- [DIRECTIONS]: Look through the listing below and work out how many of its lines hold the word "users". Give only the number.

- [DATA LINES]:
▬▬▬▬▬▬▬▬▬▬

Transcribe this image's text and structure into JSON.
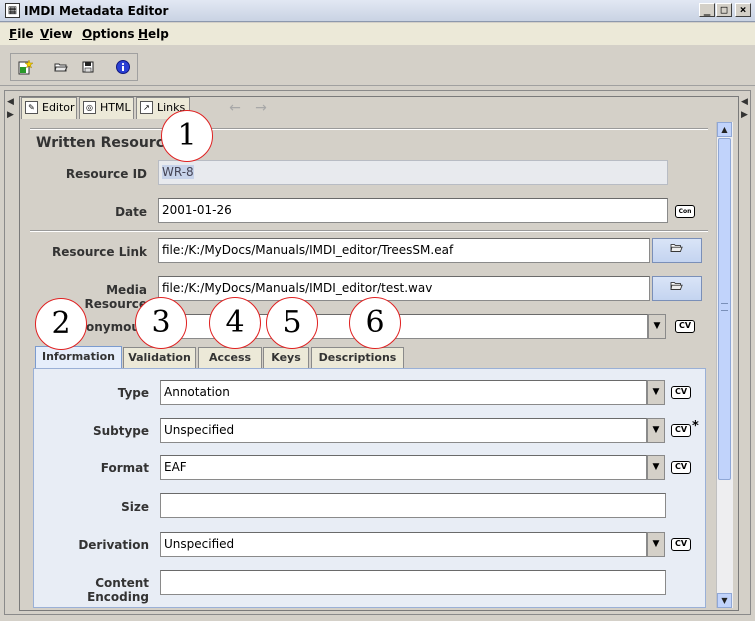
{
  "window": {
    "title": "IMDI Metadata Editor"
  },
  "menu": [
    {
      "underline": "F",
      "rest": "ile"
    },
    {
      "underline": "V",
      "rest": "iew"
    },
    {
      "underline": "O",
      "rest": "ptions"
    },
    {
      "underline": "H",
      "rest": "elp"
    }
  ],
  "view_tabs": {
    "editor": "Editor",
    "html": "HTML",
    "links": "Links"
  },
  "section_title": "Written Resource",
  "fields": {
    "resource_id": {
      "label": "Resource ID",
      "value": "WR-8"
    },
    "date": {
      "label": "Date",
      "value": "2001-01-26",
      "button": "Con"
    },
    "resource_link": {
      "label": "Resource Link",
      "value": "file:/K:/MyDocs/Manuals/IMDI_editor/TreesSM.eaf"
    },
    "media_resource": {
      "label": "Media Resource",
      "value": "file:/K:/MyDocs/Manuals/IMDI_editor/test.wav"
    },
    "anonymous": {
      "label": "Anonymous",
      "value": ""
    }
  },
  "subtabs": [
    "Information",
    "Validation",
    "Access",
    "Keys",
    "Descriptions"
  ],
  "info_fields": {
    "type": {
      "label": "Type",
      "value": "Annotation",
      "cv": "CV"
    },
    "subtype": {
      "label": "Subtype",
      "value": "Unspecified",
      "cv": "CV",
      "star": "*"
    },
    "format": {
      "label": "Format",
      "value": "EAF",
      "cv": "CV"
    },
    "size": {
      "label": "Size",
      "value": ""
    },
    "derivation": {
      "label": "Derivation",
      "value": "Unspecified",
      "cv": "CV"
    },
    "content_encoding": {
      "label": "Content Encoding",
      "value": ""
    }
  },
  "callouts": [
    "1",
    "2",
    "3",
    "4",
    "5",
    "6"
  ],
  "icons": {
    "new": "new-document-icon",
    "open": "open-folder-icon",
    "save": "save-disk-icon",
    "info": "info-icon"
  },
  "colors": {
    "scroll_accent": "#c1d3fb",
    "callout_border": "#e02020",
    "active_tab": "#e6eefb"
  }
}
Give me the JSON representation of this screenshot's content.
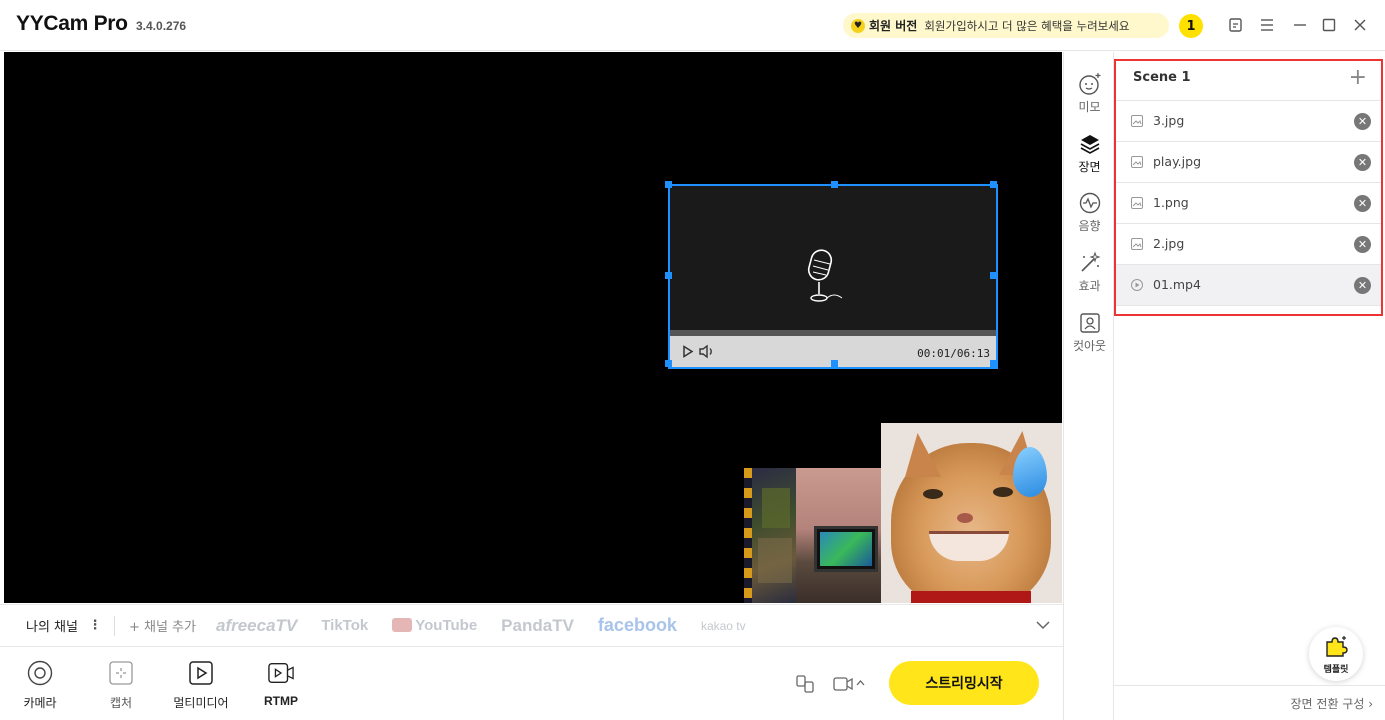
{
  "titlebar": {
    "app_name": "YYCam Pro",
    "version": "3.4.0.276",
    "member_label": "회원 버전",
    "promo_message": "회원가입하시고 더 많은 혜택을 누려보세요",
    "notification_count": "1"
  },
  "preview": {
    "video_time": "00:01/06:13"
  },
  "channels": {
    "my_channel": "나의 채널",
    "more": "⋮",
    "add_channel": "+ 채널 추가",
    "platforms": [
      "afreecaTV",
      "TikTok",
      "YouTube",
      "PandaTV",
      "facebook",
      "kakao tv"
    ]
  },
  "toolbar": {
    "camera": "카메라",
    "capture": "캡처",
    "multimedia": "멀티미디어",
    "rtmp": "RTMP",
    "start_streaming": "스트리밍시작"
  },
  "vtabs": {
    "memo": "미모",
    "scene": "장면",
    "audio": "음향",
    "effect": "효과",
    "cutout": "컷아웃"
  },
  "scene": {
    "title": "Scene 1",
    "add": "+",
    "sources": [
      {
        "name": "3.jpg",
        "type": "image"
      },
      {
        "name": "play.jpg",
        "type": "image"
      },
      {
        "name": "1.png",
        "type": "image"
      },
      {
        "name": "2.jpg",
        "type": "image"
      },
      {
        "name": "01.mp4",
        "type": "video"
      }
    ]
  },
  "template_label": "템플릿",
  "scene_transition": "장면 전환 구성 ›",
  "colors": {
    "accent_yellow": "#ffe51a",
    "selection_blue": "#1e90ff",
    "highlight_red": "#ee3333"
  }
}
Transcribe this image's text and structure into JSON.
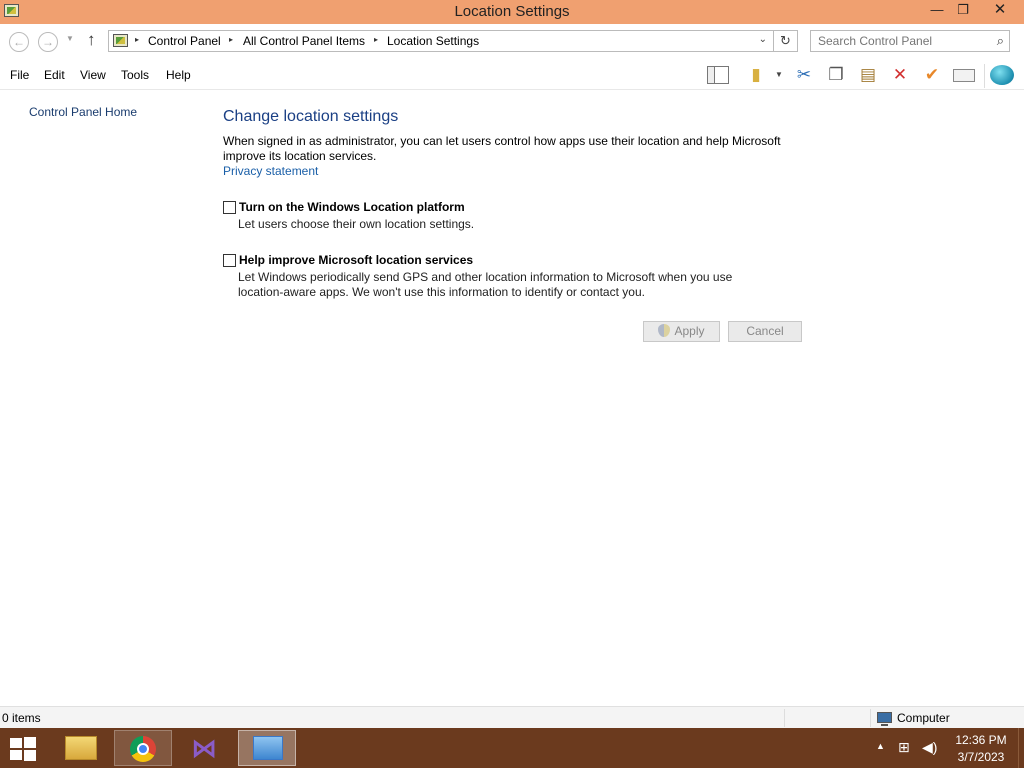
{
  "window": {
    "title": "Location Settings",
    "minimize_glyph": "—",
    "maximize_glyph": "❐",
    "close_glyph": "✕",
    "title_bar_color": "#f0a070"
  },
  "address_bar": {
    "breadcrumbs": [
      "Control Panel",
      "All Control Panel Items",
      "Location Settings"
    ],
    "separator": "▸"
  },
  "search": {
    "placeholder": "Search Control Panel"
  },
  "menu": {
    "items": [
      "File",
      "Edit",
      "View",
      "Tools",
      "Help"
    ]
  },
  "toolbar": {
    "icons": [
      "layout-icon",
      "folder-icon",
      "cut-icon",
      "copy-icon",
      "paste-icon",
      "delete-icon",
      "checkmark-icon",
      "properties-icon",
      "globe-icon"
    ]
  },
  "sidebar": {
    "home_link": "Control Panel Home"
  },
  "main": {
    "title": "Change location settings",
    "description": "When signed in as administrator, you can let users control how apps use their location and help Microsoft improve its location services.",
    "privacy_link": "Privacy statement",
    "options": [
      {
        "title": "Turn on the Windows Location platform",
        "description": "Let users choose their own location settings.",
        "checked": false
      },
      {
        "title": "Help improve Microsoft location services",
        "description": "Let Windows periodically send GPS and other location information to Microsoft when you use location-aware apps. We won't use this information to identify or contact you.",
        "checked": false
      }
    ],
    "apply_label": "Apply",
    "cancel_label": "Cancel",
    "title_color": "#1a3f84",
    "link_color": "#1a5fa8"
  },
  "status_bar": {
    "item_count": "0 items",
    "location": "Computer"
  },
  "taskbar": {
    "apps": [
      "file-explorer",
      "google-chrome",
      "visual-studio",
      "control-panel"
    ],
    "clock_time": "12:36 PM",
    "clock_date": "3/7/2023",
    "color": "#6b3a1e"
  }
}
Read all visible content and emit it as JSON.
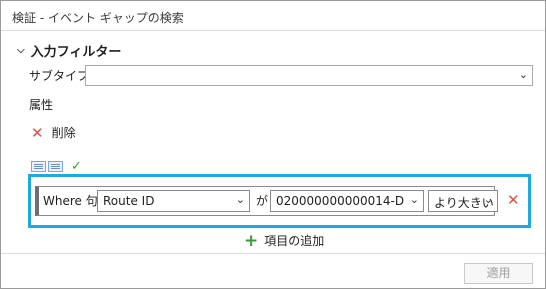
{
  "window": {
    "title": "検証 - イベント ギャップの検索"
  },
  "section": {
    "title": "入力フィルター"
  },
  "subtype": {
    "label": "サブタイプ",
    "value": ""
  },
  "attributes": {
    "label": "属性",
    "delete_label": "削除"
  },
  "clause": {
    "where_label": "Where 句",
    "field": "Route ID",
    "connector": "が",
    "value": "020000000000014-D",
    "operator": "より大きい"
  },
  "add_item_label": "項目の追加",
  "apply_label": "適用",
  "colors": {
    "highlight": "#1fa9de",
    "delete": "#d9534f",
    "add": "#3a9a3a"
  }
}
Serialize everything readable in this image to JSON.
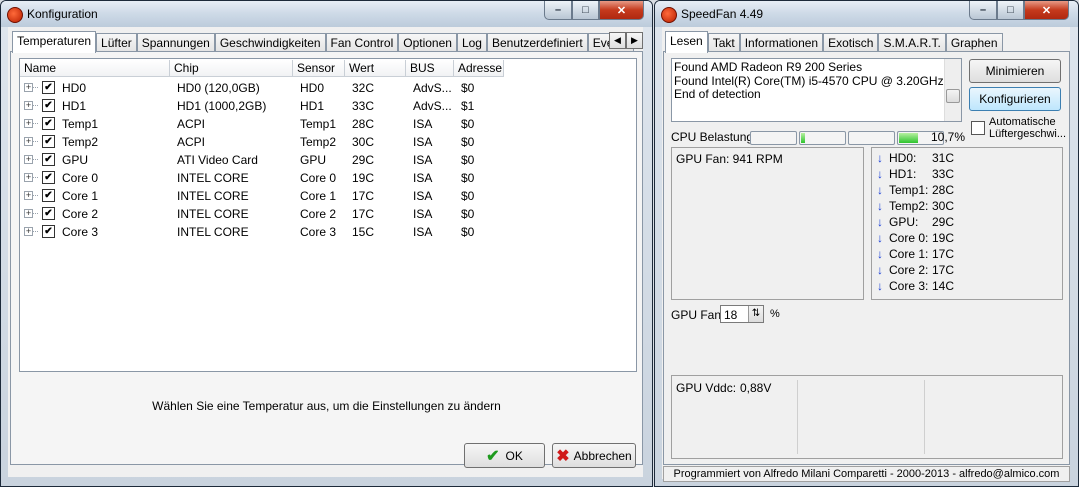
{
  "konfig": {
    "title": "Konfiguration",
    "tabs": [
      "Temperaturen",
      "Lüfter",
      "Spannungen",
      "Geschwindigkeiten",
      "Fan Control",
      "Optionen",
      "Log",
      "Benutzerdefiniert",
      "Events"
    ],
    "active_tab": "Temperaturen",
    "columns": [
      "Name",
      "Chip",
      "Sensor",
      "Wert",
      "BUS",
      "Adresse"
    ],
    "rows": [
      {
        "name": "HD0",
        "chip": "HD0 (120,0GB)",
        "sensor": "HD0",
        "wert": "32C",
        "bus": "AdvS...",
        "adresse": "$0",
        "checked": true
      },
      {
        "name": "HD1",
        "chip": "HD1 (1000,2GB)",
        "sensor": "HD1",
        "wert": "33C",
        "bus": "AdvS...",
        "adresse": "$1",
        "checked": true
      },
      {
        "name": "Temp1",
        "chip": "ACPI",
        "sensor": "Temp1",
        "wert": "28C",
        "bus": "ISA",
        "adresse": "$0",
        "checked": true
      },
      {
        "name": "Temp2",
        "chip": "ACPI",
        "sensor": "Temp2",
        "wert": "30C",
        "bus": "ISA",
        "adresse": "$0",
        "checked": true
      },
      {
        "name": "GPU",
        "chip": "ATI Video Card",
        "sensor": "GPU",
        "wert": "29C",
        "bus": "ISA",
        "adresse": "$0",
        "checked": true
      },
      {
        "name": "Core 0",
        "chip": "INTEL CORE",
        "sensor": "Core 0",
        "wert": "19C",
        "bus": "ISA",
        "adresse": "$0",
        "checked": true
      },
      {
        "name": "Core 1",
        "chip": "INTEL CORE",
        "sensor": "Core 1",
        "wert": "17C",
        "bus": "ISA",
        "adresse": "$0",
        "checked": true
      },
      {
        "name": "Core 2",
        "chip": "INTEL CORE",
        "sensor": "Core 2",
        "wert": "17C",
        "bus": "ISA",
        "adresse": "$0",
        "checked": true
      },
      {
        "name": "Core 3",
        "chip": "INTEL CORE",
        "sensor": "Core 3",
        "wert": "15C",
        "bus": "ISA",
        "adresse": "$0",
        "checked": true
      }
    ],
    "hint": "Wählen Sie eine Temperatur aus, um die Einstellungen zu ändern",
    "ok_label": "OK",
    "cancel_label": "Abbrechen"
  },
  "speedfan": {
    "title": "SpeedFan 4.49",
    "tabs": [
      "Lesen",
      "Takt",
      "Informationen",
      "Exotisch",
      "S.M.A.R.T.",
      "Graphen"
    ],
    "active_tab": "Lesen",
    "log_lines": [
      "Found AMD Radeon R9 200 Series",
      "Found Intel(R) Core(TM) i5-4570 CPU @ 3.20GHz",
      "End of detection"
    ],
    "minimize_label": "Minimieren",
    "configure_label": "Konfigurieren",
    "auto_fan_label": "Automatische Lüftergeschwi...",
    "auto_fan_checked": false,
    "cpu_usage_label": "CPU Belastung",
    "cpu_usage_value": "10,7%",
    "cpu_core_loads": [
      0,
      0.1,
      0,
      0.45
    ],
    "fan_readings": [
      "GPU Fan: 941 RPM"
    ],
    "temps": [
      {
        "label": "HD0:",
        "value": "31C"
      },
      {
        "label": "HD1:",
        "value": "33C"
      },
      {
        "label": "Temp1:",
        "value": "28C"
      },
      {
        "label": "Temp2:",
        "value": "30C"
      },
      {
        "label": "GPU:",
        "value": "29C"
      },
      {
        "label": "Core 0:",
        "value": "19C"
      },
      {
        "label": "Core 1:",
        "value": "17C"
      },
      {
        "label": "Core 2:",
        "value": "17C"
      },
      {
        "label": "Core 3:",
        "value": "14C"
      }
    ],
    "gpu_fan_label": "GPU Fan:",
    "gpu_fan_value": "18",
    "gpu_fan_unit": "%",
    "voltage_label": "GPU Vddc:",
    "voltage_value": "0,88V",
    "footer": "Programmiert von Alfredo Milani Comparetti - 2000-2013 - alfredo@almico.com"
  }
}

▬▬▬▬▬▬▬▬▬▬

- [WRITTEN ANSWER]: 2